### Required task
Every line containing the word "وهشام" needs to be found and copied.

### Saved data entries
______

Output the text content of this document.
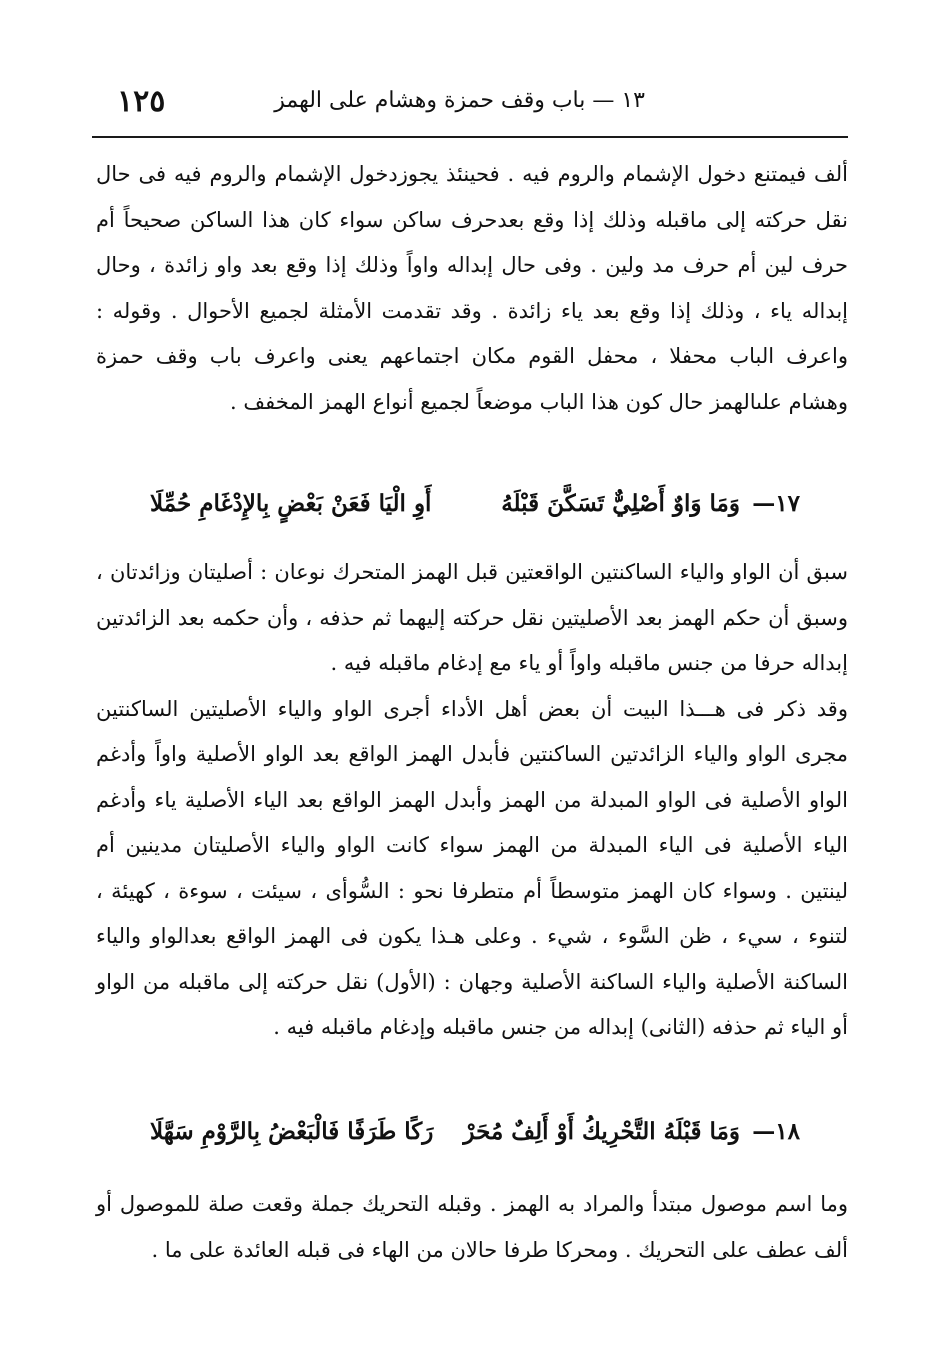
١٣ — باب وقف حمزة وهشام على الهمز
١٢٥

ألف فيمتنع دخول الإشمام والروم فيه . فحينئذ يجوزدخول الإشمام والروم فيه فى حال نقل حركته إلى ماقبله وذلك إذا وقع بعدحرف ساكن سواء كان هذا الساكن صحيحاً أم حرف لين أم حرف مد ولين . وفى حال إبداله واواً وذلك إذا وقع بعد واو زائدة ، وحال إبداله ياء ، وذلك إذا وقع بعد ياء زائدة . وقد تقدمت الأمثلة لجميع الأحوال . وقوله : واعرف الباب محفلا ، محفل القوم مكان اجتماعهم يعنى واعرف باب وقف حمزة وهشام علىالهمز حال كون هذا الباب موضعاً لجميع أنواع الهمز المخفف .

١٧—
وَمَا وَاوٌ أَصْلِيٌّ تَسَكَّنَ قَبْلَهُ
أَوِ الْيَا فَعَنْ بَعْضٍ بِالإِدْغَامِ حُمِّلَا

سبق أن الواو والياء الساكنتين الواقعتين قبل الهمز المتحرك نوعان : أصليتان وزائدتان ، وسبق أن حكم الهمز بعد الأصليتين نقل حركته إليهما ثم حذفه ، وأن حكمه بعد الزائدتين إبداله حرفا من جنس ماقبله واواً أو ياء مع إدغام ماقبله فيه .

وقد ذكر فى هـــذا البيت أن بعض أهل الأداء أجرى الواو والياء الأصليتين الساكنتين مجرى الواو والياء الزائدتين الساكنتين فأبدل الهمز الواقع بعد الواو الأصلية واواً وأدغم الواو الأصلية فى الواو المبدلة من الهمز وأبدل الهمز الواقع بعد الياء الأصلية ياء وأدغم الياء الأصلية فى الياء المبدلة من الهمز سواء كانت الواو والياء الأصليتان مدينين أم لينتين . وسواء كان الهمز متوسطاً أم متطرفا نحو : السُّوأى ، سيئت ، سوءة ، كهيئة ، لتنوء ، سيء ، ظن السَّوء ، شيء . وعلى هـذا يكون فى الهمز الواقع بعدالواو والياء الساكنة الأصلية والياء الساكنة الأصلية وجهان : (الأول) نقل حركته إلى ماقبله من الواو أو الياء ثم حذفه (الثانى) إبداله من جنس ماقبله وإدغام ماقبله فيه .

١٨—
وَمَا قَبْلَهُ التَّحْرِيكُ أَوْ أَلِفٌ مُحَرْ
رَكًا طَرَفًا فَالْبَعْضُ بِالرَّوْمِ سَهَّلَا

وما اسم موصول مبتدأ والمراد به الهمز . وقبله التحريك جملة وقعت صلة للموصول أو ألف عطف على التحريك . ومحركا طرفا حالان من الهاء فى قبله العائدة على ما .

______

### Answer for this exercise
١٣ — باب وقف حمزة وهشام على الهمز
ألف فيمتنع دخول الإشمام والروم فيه . فحينئذ يجوزدخول الإشمام والروم فيه فى حال نقل حركته إلى ماقبله وذلك إذا وقع بعدحرف ساكن سواء كان هذا الساكن صحيحاً أم حرف لين أم حرف مد ولين . وفى حال إبداله واواً وذلك إذا وقع بعد واو زائدة ، وحال إبداله ياء ، وذلك إذا وقع بعد ياء زائدة . وقد تقدمت الأمثلة لجميع الأحوال . وقوله : واعرف الباب محفلا ، محفل القوم مكان اجتماعهم يعنى واعرف باب وقف حمزة وهشام علىالهمز حال كون هذا الباب موضعاً لجميع أنواع الهمز المخفف .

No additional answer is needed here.